# Task to carry out
Each line below should be reproduced without any alteration.
◆ ◆ ◆ ◆
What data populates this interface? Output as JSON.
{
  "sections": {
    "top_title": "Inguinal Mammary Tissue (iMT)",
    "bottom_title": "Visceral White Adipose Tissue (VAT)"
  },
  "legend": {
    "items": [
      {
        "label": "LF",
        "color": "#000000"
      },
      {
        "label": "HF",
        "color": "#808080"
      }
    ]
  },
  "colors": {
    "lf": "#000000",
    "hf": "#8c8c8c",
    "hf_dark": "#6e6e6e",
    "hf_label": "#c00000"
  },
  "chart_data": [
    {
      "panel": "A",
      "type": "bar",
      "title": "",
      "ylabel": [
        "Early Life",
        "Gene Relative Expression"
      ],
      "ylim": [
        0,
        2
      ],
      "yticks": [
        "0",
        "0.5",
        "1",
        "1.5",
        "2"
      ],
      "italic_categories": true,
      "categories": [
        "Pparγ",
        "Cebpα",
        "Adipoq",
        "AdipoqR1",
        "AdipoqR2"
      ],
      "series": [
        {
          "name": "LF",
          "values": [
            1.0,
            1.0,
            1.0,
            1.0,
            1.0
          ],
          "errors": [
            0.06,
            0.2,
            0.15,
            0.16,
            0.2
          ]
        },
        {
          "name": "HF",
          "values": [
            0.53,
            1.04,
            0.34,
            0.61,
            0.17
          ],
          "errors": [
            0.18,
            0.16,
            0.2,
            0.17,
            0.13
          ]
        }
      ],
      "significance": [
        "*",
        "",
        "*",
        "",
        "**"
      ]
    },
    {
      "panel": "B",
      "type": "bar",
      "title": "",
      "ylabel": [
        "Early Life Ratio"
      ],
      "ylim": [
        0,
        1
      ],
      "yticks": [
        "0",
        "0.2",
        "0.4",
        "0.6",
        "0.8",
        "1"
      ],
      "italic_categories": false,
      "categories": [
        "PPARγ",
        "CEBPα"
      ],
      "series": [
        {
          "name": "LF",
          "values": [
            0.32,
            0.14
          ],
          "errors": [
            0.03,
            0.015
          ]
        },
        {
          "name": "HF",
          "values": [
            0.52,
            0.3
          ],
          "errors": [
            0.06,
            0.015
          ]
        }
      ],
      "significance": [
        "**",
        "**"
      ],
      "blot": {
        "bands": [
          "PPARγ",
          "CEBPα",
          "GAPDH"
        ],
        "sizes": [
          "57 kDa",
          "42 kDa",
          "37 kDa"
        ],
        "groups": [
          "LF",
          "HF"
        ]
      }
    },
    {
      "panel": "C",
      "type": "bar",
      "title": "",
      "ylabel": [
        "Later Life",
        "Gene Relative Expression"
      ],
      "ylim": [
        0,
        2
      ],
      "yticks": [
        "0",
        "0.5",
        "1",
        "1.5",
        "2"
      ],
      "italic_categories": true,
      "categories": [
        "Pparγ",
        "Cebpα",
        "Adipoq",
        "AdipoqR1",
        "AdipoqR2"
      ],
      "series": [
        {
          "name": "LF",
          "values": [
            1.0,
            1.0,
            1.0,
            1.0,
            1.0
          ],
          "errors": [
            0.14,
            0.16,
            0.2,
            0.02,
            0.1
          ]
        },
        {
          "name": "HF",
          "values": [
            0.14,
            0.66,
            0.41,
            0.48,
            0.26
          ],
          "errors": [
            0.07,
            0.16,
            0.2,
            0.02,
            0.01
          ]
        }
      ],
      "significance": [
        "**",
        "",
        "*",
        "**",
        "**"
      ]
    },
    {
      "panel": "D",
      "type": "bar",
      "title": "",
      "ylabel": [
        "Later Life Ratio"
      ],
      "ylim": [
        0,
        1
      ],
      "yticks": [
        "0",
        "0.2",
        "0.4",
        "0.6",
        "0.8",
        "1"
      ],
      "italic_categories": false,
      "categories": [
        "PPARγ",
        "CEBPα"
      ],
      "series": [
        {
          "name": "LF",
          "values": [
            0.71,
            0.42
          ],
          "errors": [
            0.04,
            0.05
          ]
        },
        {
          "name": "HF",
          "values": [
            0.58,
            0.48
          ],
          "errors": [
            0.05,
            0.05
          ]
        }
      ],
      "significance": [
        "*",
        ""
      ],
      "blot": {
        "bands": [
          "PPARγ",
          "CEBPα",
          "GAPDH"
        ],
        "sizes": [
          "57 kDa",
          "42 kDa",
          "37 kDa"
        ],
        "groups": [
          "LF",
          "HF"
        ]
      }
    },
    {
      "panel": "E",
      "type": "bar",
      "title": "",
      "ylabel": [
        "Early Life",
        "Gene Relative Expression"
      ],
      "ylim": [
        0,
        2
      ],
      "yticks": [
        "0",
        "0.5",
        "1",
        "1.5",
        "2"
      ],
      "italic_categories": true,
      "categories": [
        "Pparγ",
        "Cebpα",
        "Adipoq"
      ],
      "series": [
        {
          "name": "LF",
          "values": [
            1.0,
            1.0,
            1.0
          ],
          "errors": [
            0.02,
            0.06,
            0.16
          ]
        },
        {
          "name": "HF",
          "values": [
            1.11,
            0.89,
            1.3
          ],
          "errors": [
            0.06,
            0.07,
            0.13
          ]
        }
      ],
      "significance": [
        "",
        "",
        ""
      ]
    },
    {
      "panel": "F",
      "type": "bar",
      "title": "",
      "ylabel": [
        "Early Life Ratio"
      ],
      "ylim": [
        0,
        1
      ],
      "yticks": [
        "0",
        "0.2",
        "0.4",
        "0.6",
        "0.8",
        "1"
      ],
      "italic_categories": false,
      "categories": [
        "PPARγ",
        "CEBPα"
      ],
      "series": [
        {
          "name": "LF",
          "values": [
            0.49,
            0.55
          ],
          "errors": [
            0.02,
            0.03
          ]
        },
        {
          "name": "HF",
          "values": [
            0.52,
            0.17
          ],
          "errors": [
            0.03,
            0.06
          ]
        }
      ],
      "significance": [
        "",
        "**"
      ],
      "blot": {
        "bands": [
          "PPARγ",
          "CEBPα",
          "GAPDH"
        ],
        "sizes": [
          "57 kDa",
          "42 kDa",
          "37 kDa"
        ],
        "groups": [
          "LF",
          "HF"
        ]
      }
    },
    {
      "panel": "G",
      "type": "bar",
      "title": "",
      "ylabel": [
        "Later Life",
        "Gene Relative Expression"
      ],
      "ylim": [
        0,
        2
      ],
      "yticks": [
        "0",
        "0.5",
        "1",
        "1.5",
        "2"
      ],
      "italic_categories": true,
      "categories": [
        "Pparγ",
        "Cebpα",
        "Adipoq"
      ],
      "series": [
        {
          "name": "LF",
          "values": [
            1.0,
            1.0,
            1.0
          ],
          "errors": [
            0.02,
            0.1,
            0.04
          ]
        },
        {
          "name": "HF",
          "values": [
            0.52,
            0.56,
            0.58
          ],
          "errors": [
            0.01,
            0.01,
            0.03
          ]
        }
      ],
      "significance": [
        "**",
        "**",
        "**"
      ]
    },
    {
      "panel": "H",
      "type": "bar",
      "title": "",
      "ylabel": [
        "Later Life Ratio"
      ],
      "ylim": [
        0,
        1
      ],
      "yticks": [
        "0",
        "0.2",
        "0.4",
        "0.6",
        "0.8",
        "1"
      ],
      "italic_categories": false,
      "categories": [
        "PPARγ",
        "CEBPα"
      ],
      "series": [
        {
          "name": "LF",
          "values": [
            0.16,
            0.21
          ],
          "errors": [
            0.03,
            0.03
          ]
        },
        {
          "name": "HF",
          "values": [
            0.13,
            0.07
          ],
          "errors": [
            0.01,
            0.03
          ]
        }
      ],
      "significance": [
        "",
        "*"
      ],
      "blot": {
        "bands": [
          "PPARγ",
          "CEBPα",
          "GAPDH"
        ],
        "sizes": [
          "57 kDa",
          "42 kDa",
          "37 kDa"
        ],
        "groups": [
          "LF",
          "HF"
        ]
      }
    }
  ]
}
◆ ◆ ◆ ◆
# Result
What data populates this interface? Output as JSON.
{
  "sections": {
    "top_title": "Inguinal Mammary Tissue (iMT)",
    "bottom_title": "Visceral White Adipose Tissue (VAT)"
  },
  "legend": {
    "items": [
      {
        "label": "LF",
        "color": "#000000"
      },
      {
        "label": "HF",
        "color": "#808080"
      }
    ]
  },
  "colors": {
    "lf": "#000000",
    "hf": "#8c8c8c",
    "hf_dark": "#6e6e6e",
    "hf_label": "#c00000"
  },
  "chart_data": [
    {
      "panel": "A",
      "type": "bar",
      "title": "",
      "ylabel": [
        "Early Life",
        "Gene Relative Expression"
      ],
      "ylim": [
        0,
        2
      ],
      "yticks": [
        "0",
        "0.5",
        "1",
        "1.5",
        "2"
      ],
      "italic_categories": true,
      "categories": [
        "Pparγ",
        "Cebpα",
        "Adipoq",
        "AdipoqR1",
        "AdipoqR2"
      ],
      "series": [
        {
          "name": "LF",
          "values": [
            1.0,
            1.0,
            1.0,
            1.0,
            1.0
          ],
          "errors": [
            0.06,
            0.2,
            0.15,
            0.16,
            0.2
          ]
        },
        {
          "name": "HF",
          "values": [
            0.53,
            1.04,
            0.34,
            0.61,
            0.17
          ],
          "errors": [
            0.18,
            0.16,
            0.2,
            0.17,
            0.13
          ]
        }
      ],
      "significance": [
        "*",
        "",
        "*",
        "",
        "**"
      ]
    },
    {
      "panel": "B",
      "type": "bar",
      "title": "",
      "ylabel": [
        "Early Life Ratio"
      ],
      "ylim": [
        0,
        1
      ],
      "yticks": [
        "0",
        "0.2",
        "0.4",
        "0.6",
        "0.8",
        "1"
      ],
      "italic_categories": false,
      "categories": [
        "PPARγ",
        "CEBPα"
      ],
      "series": [
        {
          "name": "LF",
          "values": [
            0.32,
            0.14
          ],
          "errors": [
            0.03,
            0.015
          ]
        },
        {
          "name": "HF",
          "values": [
            0.52,
            0.3
          ],
          "errors": [
            0.06,
            0.015
          ]
        }
      ],
      "significance": [
        "**",
        "**"
      ],
      "blot": {
        "bands": [
          "PPARγ",
          "CEBPα",
          "GAPDH"
        ],
        "sizes": [
          "57 kDa",
          "42 kDa",
          "37 kDa"
        ],
        "groups": [
          "LF",
          "HF"
        ]
      }
    },
    {
      "panel": "C",
      "type": "bar",
      "title": "",
      "ylabel": [
        "Later Life",
        "Gene Relative Expression"
      ],
      "ylim": [
        0,
        2
      ],
      "yticks": [
        "0",
        "0.5",
        "1",
        "1.5",
        "2"
      ],
      "italic_categories": true,
      "categories": [
        "Pparγ",
        "Cebpα",
        "Adipoq",
        "AdipoqR1",
        "AdipoqR2"
      ],
      "series": [
        {
          "name": "LF",
          "values": [
            1.0,
            1.0,
            1.0,
            1.0,
            1.0
          ],
          "errors": [
            0.14,
            0.16,
            0.2,
            0.02,
            0.1
          ]
        },
        {
          "name": "HF",
          "values": [
            0.14,
            0.66,
            0.41,
            0.48,
            0.26
          ],
          "errors": [
            0.07,
            0.16,
            0.2,
            0.02,
            0.01
          ]
        }
      ],
      "significance": [
        "**",
        "",
        "*",
        "**",
        "**"
      ]
    },
    {
      "panel": "D",
      "type": "bar",
      "title": "",
      "ylabel": [
        "Later Life Ratio"
      ],
      "ylim": [
        0,
        1
      ],
      "yticks": [
        "0",
        "0.2",
        "0.4",
        "0.6",
        "0.8",
        "1"
      ],
      "italic_categories": false,
      "categories": [
        "PPARγ",
        "CEBPα"
      ],
      "series": [
        {
          "name": "LF",
          "values": [
            0.71,
            0.42
          ],
          "errors": [
            0.04,
            0.05
          ]
        },
        {
          "name": "HF",
          "values": [
            0.58,
            0.48
          ],
          "errors": [
            0.05,
            0.05
          ]
        }
      ],
      "significance": [
        "*",
        ""
      ],
      "blot": {
        "bands": [
          "PPARγ",
          "CEBPα",
          "GAPDH"
        ],
        "sizes": [
          "57 kDa",
          "42 kDa",
          "37 kDa"
        ],
        "groups": [
          "LF",
          "HF"
        ]
      }
    },
    {
      "panel": "E",
      "type": "bar",
      "title": "",
      "ylabel": [
        "Early Life",
        "Gene Relative Expression"
      ],
      "ylim": [
        0,
        2
      ],
      "yticks": [
        "0",
        "0.5",
        "1",
        "1.5",
        "2"
      ],
      "italic_categories": true,
      "categories": [
        "Pparγ",
        "Cebpα",
        "Adipoq"
      ],
      "series": [
        {
          "name": "LF",
          "values": [
            1.0,
            1.0,
            1.0
          ],
          "errors": [
            0.02,
            0.06,
            0.16
          ]
        },
        {
          "name": "HF",
          "values": [
            1.11,
            0.89,
            1.3
          ],
          "errors": [
            0.06,
            0.07,
            0.13
          ]
        }
      ],
      "significance": [
        "",
        "",
        ""
      ]
    },
    {
      "panel": "F",
      "type": "bar",
      "title": "",
      "ylabel": [
        "Early Life Ratio"
      ],
      "ylim": [
        0,
        1
      ],
      "yticks": [
        "0",
        "0.2",
        "0.4",
        "0.6",
        "0.8",
        "1"
      ],
      "italic_categories": false,
      "categories": [
        "PPARγ",
        "CEBPα"
      ],
      "series": [
        {
          "name": "LF",
          "values": [
            0.49,
            0.55
          ],
          "errors": [
            0.02,
            0.03
          ]
        },
        {
          "name": "HF",
          "values": [
            0.52,
            0.17
          ],
          "errors": [
            0.03,
            0.06
          ]
        }
      ],
      "significance": [
        "",
        "**"
      ],
      "blot": {
        "bands": [
          "PPARγ",
          "CEBPα",
          "GAPDH"
        ],
        "sizes": [
          "57 kDa",
          "42 kDa",
          "37 kDa"
        ],
        "groups": [
          "LF",
          "HF"
        ]
      }
    },
    {
      "panel": "G",
      "type": "bar",
      "title": "",
      "ylabel": [
        "Later Life",
        "Gene Relative Expression"
      ],
      "ylim": [
        0,
        2
      ],
      "yticks": [
        "0",
        "0.5",
        "1",
        "1.5",
        "2"
      ],
      "italic_categories": true,
      "categories": [
        "Pparγ",
        "Cebpα",
        "Adipoq"
      ],
      "series": [
        {
          "name": "LF",
          "values": [
            1.0,
            1.0,
            1.0
          ],
          "errors": [
            0.02,
            0.1,
            0.04
          ]
        },
        {
          "name": "HF",
          "values": [
            0.52,
            0.56,
            0.58
          ],
          "errors": [
            0.01,
            0.01,
            0.03
          ]
        }
      ],
      "significance": [
        "**",
        "**",
        "**"
      ]
    },
    {
      "panel": "H",
      "type": "bar",
      "title": "",
      "ylabel": [
        "Later Life Ratio"
      ],
      "ylim": [
        0,
        1
      ],
      "yticks": [
        "0",
        "0.2",
        "0.4",
        "0.6",
        "0.8",
        "1"
      ],
      "italic_categories": false,
      "categories": [
        "PPARγ",
        "CEBPα"
      ],
      "series": [
        {
          "name": "LF",
          "values": [
            0.16,
            0.21
          ],
          "errors": [
            0.03,
            0.03
          ]
        },
        {
          "name": "HF",
          "values": [
            0.13,
            0.07
          ],
          "errors": [
            0.01,
            0.03
          ]
        }
      ],
      "significance": [
        "",
        "*"
      ],
      "blot": {
        "bands": [
          "PPARγ",
          "CEBPα",
          "GAPDH"
        ],
        "sizes": [
          "57 kDa",
          "42 kDa",
          "37 kDa"
        ],
        "groups": [
          "LF",
          "HF"
        ]
      }
    }
  ]
}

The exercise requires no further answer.